Identify every line in the records below that contains the word "целях", and copy each of those lines.

### GIVEN ENTRIES ###

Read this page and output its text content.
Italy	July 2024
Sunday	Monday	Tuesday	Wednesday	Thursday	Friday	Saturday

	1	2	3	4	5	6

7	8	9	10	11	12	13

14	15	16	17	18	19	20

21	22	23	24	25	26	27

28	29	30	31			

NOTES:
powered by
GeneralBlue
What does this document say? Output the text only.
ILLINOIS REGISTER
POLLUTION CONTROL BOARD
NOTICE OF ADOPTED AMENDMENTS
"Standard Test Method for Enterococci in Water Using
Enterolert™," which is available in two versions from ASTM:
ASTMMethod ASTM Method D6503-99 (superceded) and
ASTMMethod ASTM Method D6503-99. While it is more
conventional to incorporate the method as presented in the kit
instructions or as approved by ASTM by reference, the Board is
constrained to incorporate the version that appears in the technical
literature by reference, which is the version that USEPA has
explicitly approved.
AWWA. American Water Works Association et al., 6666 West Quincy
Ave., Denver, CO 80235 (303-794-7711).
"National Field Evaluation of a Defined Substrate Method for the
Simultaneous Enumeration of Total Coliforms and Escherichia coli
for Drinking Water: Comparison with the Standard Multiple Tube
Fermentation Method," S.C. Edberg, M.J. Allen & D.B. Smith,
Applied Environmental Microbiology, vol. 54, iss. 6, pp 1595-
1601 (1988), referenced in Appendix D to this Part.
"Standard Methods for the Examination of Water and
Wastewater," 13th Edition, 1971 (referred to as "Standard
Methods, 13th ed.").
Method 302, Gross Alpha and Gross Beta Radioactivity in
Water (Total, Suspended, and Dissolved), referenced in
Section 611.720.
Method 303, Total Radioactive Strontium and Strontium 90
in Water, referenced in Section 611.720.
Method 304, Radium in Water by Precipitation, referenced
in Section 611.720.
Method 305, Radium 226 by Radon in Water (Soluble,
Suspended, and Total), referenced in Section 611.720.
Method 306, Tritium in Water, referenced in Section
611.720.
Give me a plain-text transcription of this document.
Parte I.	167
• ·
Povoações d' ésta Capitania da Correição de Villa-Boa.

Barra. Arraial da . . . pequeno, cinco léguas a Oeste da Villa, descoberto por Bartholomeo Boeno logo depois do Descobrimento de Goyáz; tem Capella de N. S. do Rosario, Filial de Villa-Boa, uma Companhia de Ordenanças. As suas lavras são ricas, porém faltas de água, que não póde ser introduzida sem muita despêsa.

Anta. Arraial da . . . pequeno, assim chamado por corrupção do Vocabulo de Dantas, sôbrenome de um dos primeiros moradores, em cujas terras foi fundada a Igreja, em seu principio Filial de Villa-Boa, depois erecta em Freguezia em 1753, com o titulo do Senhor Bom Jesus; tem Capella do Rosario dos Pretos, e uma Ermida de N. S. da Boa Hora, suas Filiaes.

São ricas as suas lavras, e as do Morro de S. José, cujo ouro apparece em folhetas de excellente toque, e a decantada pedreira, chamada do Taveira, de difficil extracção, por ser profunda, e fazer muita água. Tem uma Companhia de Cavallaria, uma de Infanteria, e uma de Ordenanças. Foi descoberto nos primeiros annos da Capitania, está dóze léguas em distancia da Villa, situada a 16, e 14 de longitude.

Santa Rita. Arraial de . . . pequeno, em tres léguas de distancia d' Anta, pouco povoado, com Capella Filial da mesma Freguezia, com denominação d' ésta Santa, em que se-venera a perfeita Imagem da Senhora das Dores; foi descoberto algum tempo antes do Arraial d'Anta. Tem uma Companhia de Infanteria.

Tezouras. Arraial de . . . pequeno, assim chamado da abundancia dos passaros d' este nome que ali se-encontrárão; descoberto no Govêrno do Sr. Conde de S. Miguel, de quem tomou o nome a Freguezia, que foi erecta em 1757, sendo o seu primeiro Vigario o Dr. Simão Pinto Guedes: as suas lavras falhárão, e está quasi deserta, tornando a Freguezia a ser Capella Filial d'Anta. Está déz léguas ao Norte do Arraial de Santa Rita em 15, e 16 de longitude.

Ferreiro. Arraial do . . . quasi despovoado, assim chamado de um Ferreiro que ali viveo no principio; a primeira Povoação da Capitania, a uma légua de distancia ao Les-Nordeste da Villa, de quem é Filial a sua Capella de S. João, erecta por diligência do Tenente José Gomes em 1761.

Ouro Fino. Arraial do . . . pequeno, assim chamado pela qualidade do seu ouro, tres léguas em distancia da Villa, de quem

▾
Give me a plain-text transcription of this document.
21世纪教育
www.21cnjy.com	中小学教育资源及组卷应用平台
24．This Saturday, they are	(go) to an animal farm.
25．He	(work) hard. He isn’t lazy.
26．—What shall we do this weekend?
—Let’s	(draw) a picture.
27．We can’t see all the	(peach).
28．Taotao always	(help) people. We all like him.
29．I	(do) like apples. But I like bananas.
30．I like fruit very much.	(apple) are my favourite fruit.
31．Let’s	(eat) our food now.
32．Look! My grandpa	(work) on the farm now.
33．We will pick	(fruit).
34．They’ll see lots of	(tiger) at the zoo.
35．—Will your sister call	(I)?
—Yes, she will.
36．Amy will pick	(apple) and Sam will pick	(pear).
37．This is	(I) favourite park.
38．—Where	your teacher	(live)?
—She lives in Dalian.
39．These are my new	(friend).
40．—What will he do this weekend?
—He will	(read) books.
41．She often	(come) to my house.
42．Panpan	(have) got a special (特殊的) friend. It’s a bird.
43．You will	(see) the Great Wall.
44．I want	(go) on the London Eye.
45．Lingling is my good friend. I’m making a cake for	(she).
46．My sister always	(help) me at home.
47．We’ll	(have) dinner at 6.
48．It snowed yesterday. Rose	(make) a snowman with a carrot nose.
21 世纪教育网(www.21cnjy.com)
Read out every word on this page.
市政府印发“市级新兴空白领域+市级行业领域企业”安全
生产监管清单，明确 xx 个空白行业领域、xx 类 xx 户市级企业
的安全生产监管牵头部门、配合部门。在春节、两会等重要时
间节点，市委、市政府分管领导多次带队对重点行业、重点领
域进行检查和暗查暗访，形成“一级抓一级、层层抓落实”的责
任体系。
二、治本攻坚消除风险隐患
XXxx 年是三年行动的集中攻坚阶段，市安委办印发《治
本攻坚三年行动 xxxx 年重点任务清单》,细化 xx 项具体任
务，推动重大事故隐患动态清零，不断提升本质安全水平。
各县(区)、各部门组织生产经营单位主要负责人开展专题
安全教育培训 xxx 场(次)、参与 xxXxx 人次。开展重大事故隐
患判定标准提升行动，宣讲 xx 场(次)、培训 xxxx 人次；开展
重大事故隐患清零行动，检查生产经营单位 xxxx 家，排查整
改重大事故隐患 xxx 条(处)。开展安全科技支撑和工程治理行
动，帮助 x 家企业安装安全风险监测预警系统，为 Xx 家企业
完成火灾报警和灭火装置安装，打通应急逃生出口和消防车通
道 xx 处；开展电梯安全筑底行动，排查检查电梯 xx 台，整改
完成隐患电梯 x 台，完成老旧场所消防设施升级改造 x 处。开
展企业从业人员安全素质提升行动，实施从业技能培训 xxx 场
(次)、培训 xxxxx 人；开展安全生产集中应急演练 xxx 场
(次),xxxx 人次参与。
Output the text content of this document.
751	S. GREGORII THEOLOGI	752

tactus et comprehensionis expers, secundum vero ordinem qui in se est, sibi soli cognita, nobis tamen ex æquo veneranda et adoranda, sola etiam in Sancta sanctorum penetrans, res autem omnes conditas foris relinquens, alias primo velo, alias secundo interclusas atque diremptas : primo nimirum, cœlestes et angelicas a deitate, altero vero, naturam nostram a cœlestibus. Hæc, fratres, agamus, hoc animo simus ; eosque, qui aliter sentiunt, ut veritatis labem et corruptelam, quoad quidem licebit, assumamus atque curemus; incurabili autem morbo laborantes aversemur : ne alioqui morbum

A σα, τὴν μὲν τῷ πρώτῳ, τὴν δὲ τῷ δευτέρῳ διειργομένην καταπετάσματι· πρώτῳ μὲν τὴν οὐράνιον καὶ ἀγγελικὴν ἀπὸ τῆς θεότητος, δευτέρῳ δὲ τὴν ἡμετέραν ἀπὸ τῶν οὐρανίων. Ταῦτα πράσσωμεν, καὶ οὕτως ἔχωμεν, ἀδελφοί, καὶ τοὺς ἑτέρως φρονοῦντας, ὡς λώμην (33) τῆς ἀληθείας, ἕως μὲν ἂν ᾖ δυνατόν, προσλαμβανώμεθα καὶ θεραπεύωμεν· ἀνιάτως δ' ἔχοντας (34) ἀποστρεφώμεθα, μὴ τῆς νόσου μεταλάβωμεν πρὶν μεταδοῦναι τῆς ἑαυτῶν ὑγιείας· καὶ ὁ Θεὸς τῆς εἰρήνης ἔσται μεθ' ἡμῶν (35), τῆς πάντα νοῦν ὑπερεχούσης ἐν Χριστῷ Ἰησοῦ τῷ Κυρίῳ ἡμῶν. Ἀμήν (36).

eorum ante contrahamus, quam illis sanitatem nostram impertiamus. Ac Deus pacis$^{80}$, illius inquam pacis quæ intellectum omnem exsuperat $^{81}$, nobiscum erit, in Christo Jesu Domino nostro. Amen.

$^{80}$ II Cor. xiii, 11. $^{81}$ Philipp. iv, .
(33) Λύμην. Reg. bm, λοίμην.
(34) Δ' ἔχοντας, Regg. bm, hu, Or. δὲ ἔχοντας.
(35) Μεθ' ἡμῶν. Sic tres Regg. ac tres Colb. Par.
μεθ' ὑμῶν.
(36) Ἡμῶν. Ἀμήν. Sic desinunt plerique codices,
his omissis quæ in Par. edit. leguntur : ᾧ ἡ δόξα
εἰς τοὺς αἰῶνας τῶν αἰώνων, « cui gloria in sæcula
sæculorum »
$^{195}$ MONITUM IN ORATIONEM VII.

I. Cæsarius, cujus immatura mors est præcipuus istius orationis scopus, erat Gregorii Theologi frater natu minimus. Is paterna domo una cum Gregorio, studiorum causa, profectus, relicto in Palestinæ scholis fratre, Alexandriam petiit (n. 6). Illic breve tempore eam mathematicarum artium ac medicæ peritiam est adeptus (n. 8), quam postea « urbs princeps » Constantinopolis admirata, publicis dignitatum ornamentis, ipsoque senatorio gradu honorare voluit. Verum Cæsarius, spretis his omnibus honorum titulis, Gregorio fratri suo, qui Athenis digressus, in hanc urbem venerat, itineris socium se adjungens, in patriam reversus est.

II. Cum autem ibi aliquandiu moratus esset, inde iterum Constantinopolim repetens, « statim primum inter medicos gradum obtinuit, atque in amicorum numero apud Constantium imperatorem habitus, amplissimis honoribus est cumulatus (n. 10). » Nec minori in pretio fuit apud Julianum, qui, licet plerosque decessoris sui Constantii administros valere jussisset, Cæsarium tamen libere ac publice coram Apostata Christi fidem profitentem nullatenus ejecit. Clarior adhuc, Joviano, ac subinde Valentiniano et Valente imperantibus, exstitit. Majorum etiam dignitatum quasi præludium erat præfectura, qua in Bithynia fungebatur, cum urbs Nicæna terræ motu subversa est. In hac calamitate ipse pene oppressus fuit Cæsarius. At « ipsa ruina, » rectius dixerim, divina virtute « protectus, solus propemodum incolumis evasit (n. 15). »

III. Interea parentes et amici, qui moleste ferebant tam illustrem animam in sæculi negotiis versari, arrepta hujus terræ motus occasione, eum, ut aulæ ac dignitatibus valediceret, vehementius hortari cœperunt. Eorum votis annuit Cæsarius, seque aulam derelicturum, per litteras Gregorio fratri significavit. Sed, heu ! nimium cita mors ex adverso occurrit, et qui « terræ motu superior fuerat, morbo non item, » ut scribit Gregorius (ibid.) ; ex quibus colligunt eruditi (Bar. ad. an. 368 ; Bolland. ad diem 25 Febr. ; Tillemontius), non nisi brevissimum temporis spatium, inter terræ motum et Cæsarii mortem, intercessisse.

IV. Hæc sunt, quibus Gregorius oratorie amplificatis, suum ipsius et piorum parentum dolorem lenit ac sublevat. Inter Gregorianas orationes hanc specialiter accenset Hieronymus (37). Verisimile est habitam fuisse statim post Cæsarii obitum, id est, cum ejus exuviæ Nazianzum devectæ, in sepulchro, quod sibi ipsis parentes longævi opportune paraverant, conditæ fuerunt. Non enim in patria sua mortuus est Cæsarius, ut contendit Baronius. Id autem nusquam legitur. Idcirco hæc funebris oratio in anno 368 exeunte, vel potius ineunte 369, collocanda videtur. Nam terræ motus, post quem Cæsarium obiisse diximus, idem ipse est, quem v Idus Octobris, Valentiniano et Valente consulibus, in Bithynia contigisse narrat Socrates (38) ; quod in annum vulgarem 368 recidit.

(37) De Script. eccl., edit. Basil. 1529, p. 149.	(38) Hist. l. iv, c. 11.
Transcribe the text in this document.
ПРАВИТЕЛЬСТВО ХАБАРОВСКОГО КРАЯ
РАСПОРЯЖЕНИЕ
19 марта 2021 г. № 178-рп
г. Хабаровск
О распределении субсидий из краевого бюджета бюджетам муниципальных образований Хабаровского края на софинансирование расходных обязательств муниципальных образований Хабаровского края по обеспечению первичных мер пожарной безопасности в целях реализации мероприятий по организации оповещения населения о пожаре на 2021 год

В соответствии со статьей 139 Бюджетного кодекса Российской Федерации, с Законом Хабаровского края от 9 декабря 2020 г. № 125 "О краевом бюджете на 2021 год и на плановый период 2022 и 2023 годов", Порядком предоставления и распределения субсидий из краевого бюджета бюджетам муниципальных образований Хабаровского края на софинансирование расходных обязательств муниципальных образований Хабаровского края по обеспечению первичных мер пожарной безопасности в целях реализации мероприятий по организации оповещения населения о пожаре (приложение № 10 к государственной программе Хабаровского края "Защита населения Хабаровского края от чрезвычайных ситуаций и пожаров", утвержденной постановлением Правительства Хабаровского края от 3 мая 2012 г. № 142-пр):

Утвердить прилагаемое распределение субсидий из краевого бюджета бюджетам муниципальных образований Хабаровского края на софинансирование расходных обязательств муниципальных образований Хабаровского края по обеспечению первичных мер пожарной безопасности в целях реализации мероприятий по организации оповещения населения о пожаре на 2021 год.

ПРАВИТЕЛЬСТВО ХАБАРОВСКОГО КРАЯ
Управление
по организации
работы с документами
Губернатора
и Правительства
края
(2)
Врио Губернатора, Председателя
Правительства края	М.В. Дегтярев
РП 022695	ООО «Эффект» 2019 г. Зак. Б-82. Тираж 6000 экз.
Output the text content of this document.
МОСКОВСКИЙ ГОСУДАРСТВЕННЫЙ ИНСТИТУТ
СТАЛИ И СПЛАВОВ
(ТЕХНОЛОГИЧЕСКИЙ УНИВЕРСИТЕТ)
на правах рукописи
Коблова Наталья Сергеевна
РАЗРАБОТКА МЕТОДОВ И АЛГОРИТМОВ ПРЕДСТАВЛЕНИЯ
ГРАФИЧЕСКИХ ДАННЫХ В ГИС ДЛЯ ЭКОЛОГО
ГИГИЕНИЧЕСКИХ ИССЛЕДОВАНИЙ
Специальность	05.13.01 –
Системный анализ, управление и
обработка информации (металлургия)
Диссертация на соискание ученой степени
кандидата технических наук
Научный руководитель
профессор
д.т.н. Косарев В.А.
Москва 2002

###

> RESULT OF THE TASK:
О распределении субсидий из краевого бюджета бюджетам муниципальных образований Хабаровского края на софинансирование расходных обязательств муниципальных образований Хабаровского края по обеспечению первичных мер пожарной безопасности в целях реализации мероприятий по организации оповещения населения о пожаре на 2021 год
В соответствии со статьей 139 Бюджетного кодекса Российской Федерации, с Законом Хабаровского края от 9 декабря 2020 г. № 125 "О краевом бюджете на 2021 год и на плановый период 2022 и 2023 годов", Порядком предоставления и распределения субсидий из краевого бюджета бюджетам муниципальных образований Хабаровского края на софинансирование расходных обязательств муниципальных образований Хабаровского края по обеспечению первичных мер пожарной безопасности в целях реализации мероприятий по организации оповещения населения о пожаре (приложение № 10 к государственной программе Хабаровского края "Защита населения Хабаровского края от чрезвычайных ситуаций и пожаров", утвержденной постановлением Правительства Хабаровского края от 3 мая 2012 г. № 142-пр):
Утвердить прилагаемое распределение субсидий из краевого бюджета бюджетам муниципальных образований Хабаровского края на софинансирование расходных обязательств муниципальных образований Хабаровского края по обеспечению первичных мер пожарной безопасности в целях реализации мероприятий по организации оповещения населения о пожаре на 2021 год.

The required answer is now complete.